[Stored records]
* * * *

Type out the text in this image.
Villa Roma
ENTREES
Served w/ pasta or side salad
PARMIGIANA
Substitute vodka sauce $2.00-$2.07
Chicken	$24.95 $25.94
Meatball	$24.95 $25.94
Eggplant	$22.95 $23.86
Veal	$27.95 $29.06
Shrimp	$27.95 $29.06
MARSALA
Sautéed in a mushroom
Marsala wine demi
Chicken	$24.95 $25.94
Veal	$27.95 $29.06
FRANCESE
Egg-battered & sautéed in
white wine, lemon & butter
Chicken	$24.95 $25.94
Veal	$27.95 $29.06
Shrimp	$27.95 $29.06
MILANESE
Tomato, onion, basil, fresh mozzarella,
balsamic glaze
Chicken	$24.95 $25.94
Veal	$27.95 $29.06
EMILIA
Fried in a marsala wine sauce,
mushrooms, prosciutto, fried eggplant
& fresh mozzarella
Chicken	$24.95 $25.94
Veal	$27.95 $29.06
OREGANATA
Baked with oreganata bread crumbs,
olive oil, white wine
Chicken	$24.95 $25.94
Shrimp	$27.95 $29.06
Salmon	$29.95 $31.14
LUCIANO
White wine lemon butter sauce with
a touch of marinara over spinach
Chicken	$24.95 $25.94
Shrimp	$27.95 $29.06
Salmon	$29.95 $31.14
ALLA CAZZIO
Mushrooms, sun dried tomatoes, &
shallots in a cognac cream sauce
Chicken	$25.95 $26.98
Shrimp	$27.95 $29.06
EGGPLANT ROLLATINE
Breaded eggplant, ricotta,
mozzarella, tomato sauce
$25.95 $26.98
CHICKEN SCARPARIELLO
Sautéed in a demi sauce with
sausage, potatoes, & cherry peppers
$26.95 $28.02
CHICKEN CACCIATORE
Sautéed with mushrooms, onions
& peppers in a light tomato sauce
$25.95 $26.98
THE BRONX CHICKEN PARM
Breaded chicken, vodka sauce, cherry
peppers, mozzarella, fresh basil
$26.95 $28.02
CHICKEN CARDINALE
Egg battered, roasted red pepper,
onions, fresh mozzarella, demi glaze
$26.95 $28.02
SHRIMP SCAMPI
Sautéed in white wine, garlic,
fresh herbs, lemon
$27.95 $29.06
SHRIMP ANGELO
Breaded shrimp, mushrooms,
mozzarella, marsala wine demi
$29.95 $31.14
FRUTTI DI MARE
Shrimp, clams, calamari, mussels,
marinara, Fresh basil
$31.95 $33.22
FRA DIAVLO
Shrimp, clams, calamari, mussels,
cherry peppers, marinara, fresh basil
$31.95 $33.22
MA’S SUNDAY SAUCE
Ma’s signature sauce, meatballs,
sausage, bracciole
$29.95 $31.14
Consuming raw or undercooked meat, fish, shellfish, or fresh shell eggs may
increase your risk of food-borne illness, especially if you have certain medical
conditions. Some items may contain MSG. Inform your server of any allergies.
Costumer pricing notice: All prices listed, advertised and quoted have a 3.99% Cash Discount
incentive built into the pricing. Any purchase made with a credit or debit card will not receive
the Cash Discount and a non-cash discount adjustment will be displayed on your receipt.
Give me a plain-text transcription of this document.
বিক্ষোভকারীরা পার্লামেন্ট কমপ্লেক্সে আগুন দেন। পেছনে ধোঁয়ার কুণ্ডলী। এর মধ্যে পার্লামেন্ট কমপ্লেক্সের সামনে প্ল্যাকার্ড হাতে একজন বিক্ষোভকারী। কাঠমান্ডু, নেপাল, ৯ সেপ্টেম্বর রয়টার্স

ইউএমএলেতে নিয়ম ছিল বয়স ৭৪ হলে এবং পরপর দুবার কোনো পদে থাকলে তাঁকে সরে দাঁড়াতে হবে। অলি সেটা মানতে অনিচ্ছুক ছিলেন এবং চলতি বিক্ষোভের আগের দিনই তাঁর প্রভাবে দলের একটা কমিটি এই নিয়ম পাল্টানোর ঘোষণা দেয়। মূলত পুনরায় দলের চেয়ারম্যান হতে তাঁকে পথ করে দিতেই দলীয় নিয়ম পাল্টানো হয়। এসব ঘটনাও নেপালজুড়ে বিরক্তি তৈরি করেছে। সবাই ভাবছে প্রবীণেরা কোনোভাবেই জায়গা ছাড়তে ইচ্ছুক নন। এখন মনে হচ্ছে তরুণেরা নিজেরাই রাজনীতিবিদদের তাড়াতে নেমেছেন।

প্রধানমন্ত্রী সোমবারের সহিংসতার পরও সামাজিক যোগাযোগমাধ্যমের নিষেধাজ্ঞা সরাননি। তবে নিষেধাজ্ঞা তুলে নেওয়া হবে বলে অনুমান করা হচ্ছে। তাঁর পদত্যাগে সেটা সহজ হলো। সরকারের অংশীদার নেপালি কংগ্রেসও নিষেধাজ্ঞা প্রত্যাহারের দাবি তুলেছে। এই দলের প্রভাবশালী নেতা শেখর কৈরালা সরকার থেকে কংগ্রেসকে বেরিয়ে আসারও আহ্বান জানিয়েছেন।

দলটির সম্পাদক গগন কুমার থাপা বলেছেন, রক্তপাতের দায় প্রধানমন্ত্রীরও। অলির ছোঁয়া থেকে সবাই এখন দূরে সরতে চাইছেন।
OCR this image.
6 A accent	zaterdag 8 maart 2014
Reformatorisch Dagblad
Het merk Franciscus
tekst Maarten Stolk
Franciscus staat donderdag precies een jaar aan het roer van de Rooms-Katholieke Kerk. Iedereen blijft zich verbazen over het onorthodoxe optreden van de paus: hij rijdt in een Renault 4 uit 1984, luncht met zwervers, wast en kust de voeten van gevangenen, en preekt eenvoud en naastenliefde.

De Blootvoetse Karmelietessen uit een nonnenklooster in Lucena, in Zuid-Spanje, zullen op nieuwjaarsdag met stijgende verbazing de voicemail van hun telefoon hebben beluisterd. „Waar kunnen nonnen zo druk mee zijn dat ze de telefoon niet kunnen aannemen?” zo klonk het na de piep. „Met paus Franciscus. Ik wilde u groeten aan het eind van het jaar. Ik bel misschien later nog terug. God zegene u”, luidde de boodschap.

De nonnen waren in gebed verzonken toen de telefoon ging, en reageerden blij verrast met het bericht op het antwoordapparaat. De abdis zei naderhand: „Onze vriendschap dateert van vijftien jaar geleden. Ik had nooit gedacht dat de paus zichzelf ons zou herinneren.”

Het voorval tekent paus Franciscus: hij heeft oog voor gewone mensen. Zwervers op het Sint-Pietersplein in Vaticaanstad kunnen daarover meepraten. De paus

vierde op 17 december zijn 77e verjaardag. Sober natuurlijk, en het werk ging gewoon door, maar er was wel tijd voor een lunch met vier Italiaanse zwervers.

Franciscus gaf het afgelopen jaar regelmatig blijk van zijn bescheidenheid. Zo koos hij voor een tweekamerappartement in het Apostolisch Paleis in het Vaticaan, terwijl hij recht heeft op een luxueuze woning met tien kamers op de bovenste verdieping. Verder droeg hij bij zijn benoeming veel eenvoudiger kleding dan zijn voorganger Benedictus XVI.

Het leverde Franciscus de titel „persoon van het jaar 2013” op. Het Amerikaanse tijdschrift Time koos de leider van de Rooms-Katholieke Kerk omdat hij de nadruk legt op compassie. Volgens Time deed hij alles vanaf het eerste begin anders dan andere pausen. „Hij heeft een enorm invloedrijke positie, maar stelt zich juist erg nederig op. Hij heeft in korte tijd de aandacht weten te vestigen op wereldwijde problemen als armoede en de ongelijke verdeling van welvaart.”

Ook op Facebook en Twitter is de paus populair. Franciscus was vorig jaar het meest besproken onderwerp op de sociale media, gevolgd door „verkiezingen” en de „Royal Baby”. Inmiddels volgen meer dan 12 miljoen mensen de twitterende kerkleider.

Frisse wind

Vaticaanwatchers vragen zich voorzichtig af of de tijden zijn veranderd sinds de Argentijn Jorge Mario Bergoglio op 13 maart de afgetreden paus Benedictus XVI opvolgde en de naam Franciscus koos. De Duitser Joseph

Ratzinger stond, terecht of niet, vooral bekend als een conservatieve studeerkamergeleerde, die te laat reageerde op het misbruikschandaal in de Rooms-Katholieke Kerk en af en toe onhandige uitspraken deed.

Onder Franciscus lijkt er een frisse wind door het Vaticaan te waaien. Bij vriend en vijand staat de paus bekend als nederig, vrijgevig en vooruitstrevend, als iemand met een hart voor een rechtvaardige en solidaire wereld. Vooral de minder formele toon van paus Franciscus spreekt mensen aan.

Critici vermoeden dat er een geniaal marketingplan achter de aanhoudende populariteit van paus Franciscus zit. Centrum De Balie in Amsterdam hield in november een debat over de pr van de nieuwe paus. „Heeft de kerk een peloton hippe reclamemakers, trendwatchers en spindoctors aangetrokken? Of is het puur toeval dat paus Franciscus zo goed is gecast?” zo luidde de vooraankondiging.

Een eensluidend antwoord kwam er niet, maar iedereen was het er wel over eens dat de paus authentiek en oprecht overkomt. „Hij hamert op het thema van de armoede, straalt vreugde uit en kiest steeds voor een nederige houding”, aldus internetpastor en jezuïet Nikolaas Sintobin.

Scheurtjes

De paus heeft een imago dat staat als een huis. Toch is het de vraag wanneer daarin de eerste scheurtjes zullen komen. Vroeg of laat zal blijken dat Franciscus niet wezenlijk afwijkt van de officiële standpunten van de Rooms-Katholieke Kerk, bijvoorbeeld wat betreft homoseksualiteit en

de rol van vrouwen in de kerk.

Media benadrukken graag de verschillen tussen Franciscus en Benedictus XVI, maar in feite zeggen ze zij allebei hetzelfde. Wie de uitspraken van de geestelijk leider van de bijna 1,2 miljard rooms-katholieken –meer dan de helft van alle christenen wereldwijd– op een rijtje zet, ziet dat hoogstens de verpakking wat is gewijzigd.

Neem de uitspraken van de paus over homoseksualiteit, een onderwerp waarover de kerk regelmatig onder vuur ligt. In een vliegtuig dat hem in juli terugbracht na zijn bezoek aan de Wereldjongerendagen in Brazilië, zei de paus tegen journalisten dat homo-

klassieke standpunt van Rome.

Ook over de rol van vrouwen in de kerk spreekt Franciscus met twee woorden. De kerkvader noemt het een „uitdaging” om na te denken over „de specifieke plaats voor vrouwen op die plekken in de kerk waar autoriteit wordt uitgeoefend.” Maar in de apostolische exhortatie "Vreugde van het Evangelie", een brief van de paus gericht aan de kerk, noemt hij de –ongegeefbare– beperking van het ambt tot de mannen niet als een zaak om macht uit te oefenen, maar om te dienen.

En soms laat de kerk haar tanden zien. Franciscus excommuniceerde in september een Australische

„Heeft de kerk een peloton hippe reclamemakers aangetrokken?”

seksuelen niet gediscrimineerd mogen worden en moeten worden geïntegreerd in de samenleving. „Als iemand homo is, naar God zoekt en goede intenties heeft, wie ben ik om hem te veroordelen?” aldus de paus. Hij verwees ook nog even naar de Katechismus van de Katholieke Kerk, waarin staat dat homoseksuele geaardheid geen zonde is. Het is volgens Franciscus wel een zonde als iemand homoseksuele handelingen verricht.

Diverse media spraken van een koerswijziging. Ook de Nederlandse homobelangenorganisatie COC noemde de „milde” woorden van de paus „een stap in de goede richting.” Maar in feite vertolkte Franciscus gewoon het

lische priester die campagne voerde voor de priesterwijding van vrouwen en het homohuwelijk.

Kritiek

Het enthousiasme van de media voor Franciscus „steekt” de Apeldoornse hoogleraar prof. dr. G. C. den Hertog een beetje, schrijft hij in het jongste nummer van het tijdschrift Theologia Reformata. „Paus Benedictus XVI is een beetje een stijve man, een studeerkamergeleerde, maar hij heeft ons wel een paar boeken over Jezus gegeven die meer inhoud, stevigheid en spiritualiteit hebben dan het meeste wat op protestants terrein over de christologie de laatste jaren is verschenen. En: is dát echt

* * * *

WHAT TO DO: Lines from the records above that hold "mozzarella" are the ones to list.

RIGHT ANSWER:
Tomato, onion, basil, fresh mozzarella,
& fresh mozzarella
mozzarella, tomato sauce
peppers, mozzarella, fresh basil
onions, fresh mozzarella, demi glaze
mozzarella, marsala wine demi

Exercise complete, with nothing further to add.